Dataset extract
+-------+
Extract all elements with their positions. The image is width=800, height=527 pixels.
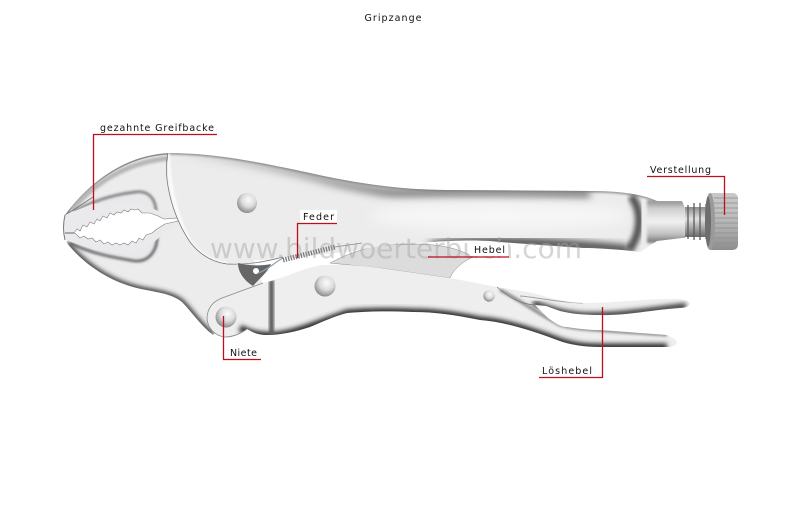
release lever line: [497, 287, 535, 305]
label: Löshebel: Löshebel: [542, 366, 592, 377]
jaw body: [66, 153, 262, 335]
link outline: [207, 283, 263, 337]
spring: [283, 243, 362, 260]
label: gezahnte Greifbacke: [94, 123, 217, 210]
label: Verstellung: [647, 165, 724, 215]
illustration: locking pliers: [60, 150, 738, 350]
label: gezahnte Greifbacke: gezahnte Greifbacke: [100, 123, 214, 134]
lower handle: [208, 265, 690, 347]
label: Hebel: Hebel: [474, 245, 505, 256]
pivot lever: [330, 244, 473, 278]
label: Feder: [298, 210, 337, 258]
locking mechanism: [238, 258, 283, 286]
label: Hebel: [428, 243, 509, 257]
jaw cavity: [65, 192, 157, 261]
upper handle: [160, 150, 690, 264]
label: Feder: Feder: [303, 212, 334, 223]
watermark: www.bildwoerterbuch.com: [210, 232, 582, 265]
title: Gripzange: [364, 13, 422, 24]
rivets: [216, 193, 495, 328]
adjusting screw: [685, 203, 709, 240]
label: Verstellung: Verstellung: [650, 165, 711, 176]
adjusting knob: [705, 193, 738, 250]
label: Niete: Niete: [230, 348, 257, 359]
serrated jaw opening: [64, 203, 182, 254]
label: Löshebel: [539, 307, 602, 378]
label: Niete: [224, 316, 261, 360]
+-------+
Job
Update the items above by replacing each "label" with "caption" and changing nothing else, and leave the pictures out.

The completed task
Extract all elements with their positions. The image is width=800, height=527 pixels.
release lever line: [497, 287, 535, 305]
caption: Löshebel: Löshebel: [542, 366, 592, 377]
jaw body: [66, 153, 262, 335]
link outline: [207, 283, 263, 337]
spring: [283, 243, 362, 260]
caption: gezahnte Greifbacke: [94, 123, 217, 210]
caption: Verstellung: [647, 165, 724, 215]
illustration: locking pliers: [60, 150, 738, 350]
caption: gezahnte Greifbacke: gezahnte Greifbacke: [100, 123, 214, 134]
lower handle: [208, 265, 690, 347]
caption: Hebel: Hebel: [474, 245, 505, 256]
pivot lever: [330, 244, 473, 278]
caption: Feder: [298, 210, 337, 258]
locking mechanism: [238, 258, 283, 286]
caption: Hebel: [428, 243, 509, 257]
jaw cavity: [65, 192, 157, 261]
upper handle: [160, 150, 690, 264]
caption: Feder: Feder: [303, 212, 334, 223]
watermark: www.bildwoerterbuch.com: [210, 232, 582, 265]
title: Gripzange: [364, 13, 422, 24]
rivets: [216, 193, 495, 328]
adjusting screw: [685, 203, 709, 240]
caption: Verstellung: Verstellung: [650, 165, 711, 176]
adjusting knob: [705, 193, 738, 250]
caption: Niete: Niete: [230, 348, 257, 359]
serrated jaw opening: [64, 203, 182, 254]
caption: Löshebel: [539, 307, 602, 378]
caption: Niete: [224, 316, 261, 360]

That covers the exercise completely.